■ **SET PROBLEM**:
Copy every record exactly, and keep the pictures out.

■ **EXTRACTED DATA**:
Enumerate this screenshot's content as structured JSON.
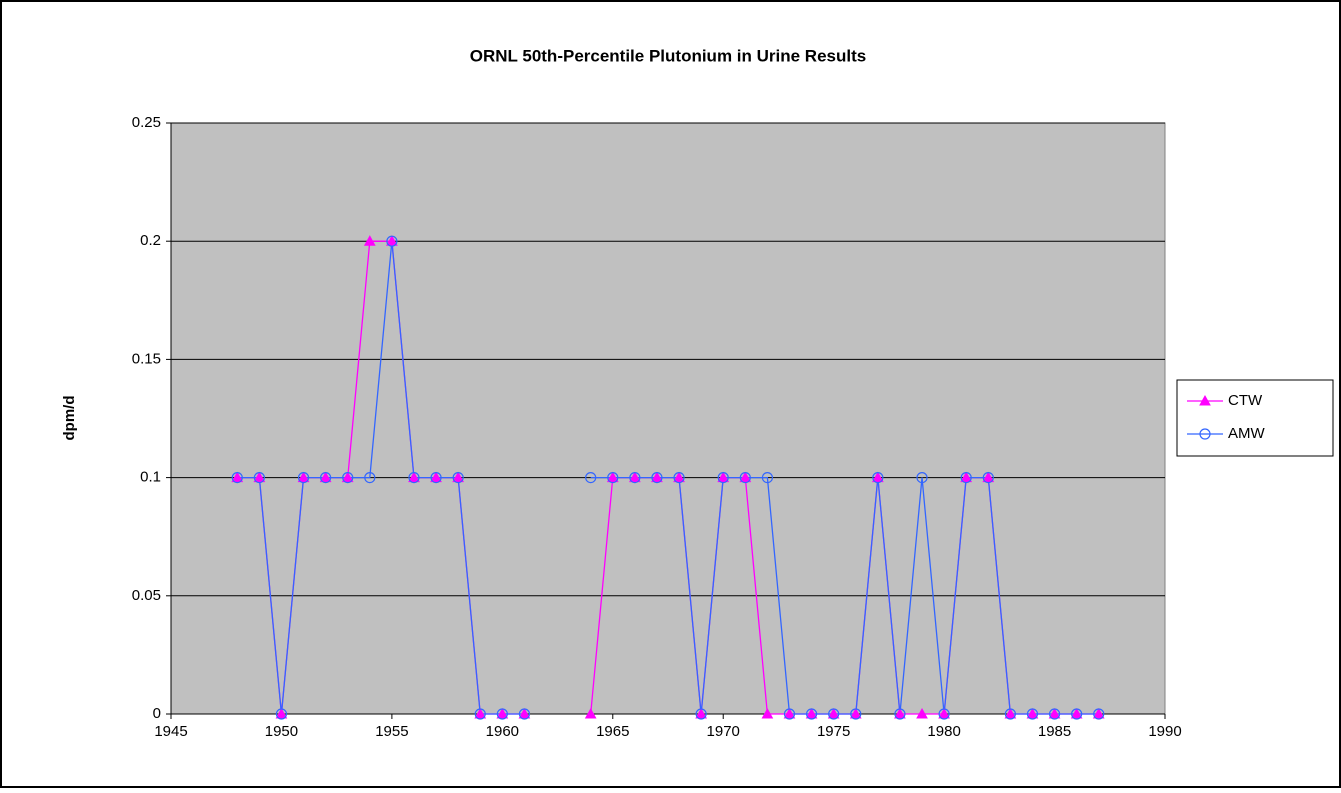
{
  "chart_data": {
    "type": "line",
    "title": "ORNL 50th-Percentile Plutonium in Urine Results",
    "y_label": "dpm/d",
    "x": [
      1948,
      1949,
      1950,
      1951,
      1952,
      1953,
      1954,
      1955,
      1956,
      1957,
      1958,
      1959,
      1960,
      1961,
      1962,
      1963,
      1964,
      1965,
      1966,
      1967,
      1968,
      1969,
      1970,
      1971,
      1972,
      1973,
      1974,
      1975,
      1976,
      1977,
      1978,
      1979,
      1980,
      1981,
      1982,
      1983,
      1984,
      1985,
      1986,
      1987
    ],
    "series": [
      {
        "name": "CTW",
        "color": "#ff00ff",
        "marker": "triangle",
        "values": [
          0.1,
          0.1,
          0,
          0.1,
          0.1,
          0.1,
          0.2,
          0.2,
          0.1,
          0.1,
          0.1,
          0,
          0,
          0,
          null,
          null,
          0,
          0.1,
          0.1,
          0.1,
          0.1,
          0,
          0.1,
          0.1,
          0,
          0,
          0,
          0,
          0,
          0.1,
          0,
          0,
          0,
          0.1,
          0.1,
          0,
          0,
          0,
          0,
          0
        ]
      },
      {
        "name": "AMW",
        "color": "#3366ff",
        "marker": "circle",
        "values": [
          0.1,
          0.1,
          0,
          0.1,
          0.1,
          0.1,
          0.1,
          0.2,
          0.1,
          0.1,
          0.1,
          0,
          0,
          0,
          null,
          null,
          0.1,
          0.1,
          0.1,
          0.1,
          0.1,
          0,
          0.1,
          0.1,
          0.1,
          0,
          0,
          0,
          0,
          0.1,
          0,
          0.1,
          0,
          0.1,
          0.1,
          0,
          0,
          0,
          0,
          0
        ]
      }
    ],
    "xlim": [
      1945,
      1990
    ],
    "xticks": [
      1945,
      1950,
      1955,
      1960,
      1965,
      1970,
      1975,
      1980,
      1985,
      1990
    ],
    "ylim": [
      0,
      0.25
    ],
    "yticks": [
      0,
      0.05,
      0.1,
      0.15,
      0.2,
      0.25
    ],
    "grid": true,
    "legend": "right"
  }
}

■ **ANSWER TO THIS EXERCISE**:
Enumerate this screenshot's content as structured JSON.
{
  "chart_data": {
    "type": "line",
    "title": "ORNL 50th-Percentile Plutonium in Urine Results",
    "y_label": "dpm/d",
    "x": [
      1948,
      1949,
      1950,
      1951,
      1952,
      1953,
      1954,
      1955,
      1956,
      1957,
      1958,
      1959,
      1960,
      1961,
      1962,
      1963,
      1964,
      1965,
      1966,
      1967,
      1968,
      1969,
      1970,
      1971,
      1972,
      1973,
      1974,
      1975,
      1976,
      1977,
      1978,
      1979,
      1980,
      1981,
      1982,
      1983,
      1984,
      1985,
      1986,
      1987
    ],
    "series": [
      {
        "name": "CTW",
        "color": "#ff00ff",
        "marker": "triangle",
        "values": [
          0.1,
          0.1,
          0,
          0.1,
          0.1,
          0.1,
          0.2,
          0.2,
          0.1,
          0.1,
          0.1,
          0,
          0,
          0,
          null,
          null,
          0,
          0.1,
          0.1,
          0.1,
          0.1,
          0,
          0.1,
          0.1,
          0,
          0,
          0,
          0,
          0,
          0.1,
          0,
          0,
          0,
          0.1,
          0.1,
          0,
          0,
          0,
          0,
          0
        ]
      },
      {
        "name": "AMW",
        "color": "#3366ff",
        "marker": "circle",
        "values": [
          0.1,
          0.1,
          0,
          0.1,
          0.1,
          0.1,
          0.1,
          0.2,
          0.1,
          0.1,
          0.1,
          0,
          0,
          0,
          null,
          null,
          0.1,
          0.1,
          0.1,
          0.1,
          0.1,
          0,
          0.1,
          0.1,
          0.1,
          0,
          0,
          0,
          0,
          0.1,
          0,
          0.1,
          0,
          0.1,
          0.1,
          0,
          0,
          0,
          0,
          0
        ]
      }
    ],
    "xlim": [
      1945,
      1990
    ],
    "xticks": [
      1945,
      1950,
      1955,
      1960,
      1965,
      1970,
      1975,
      1980,
      1985,
      1990
    ],
    "ylim": [
      0,
      0.25
    ],
    "yticks": [
      0,
      0.05,
      0.1,
      0.15,
      0.2,
      0.25
    ],
    "grid": true,
    "legend": "right"
  }
}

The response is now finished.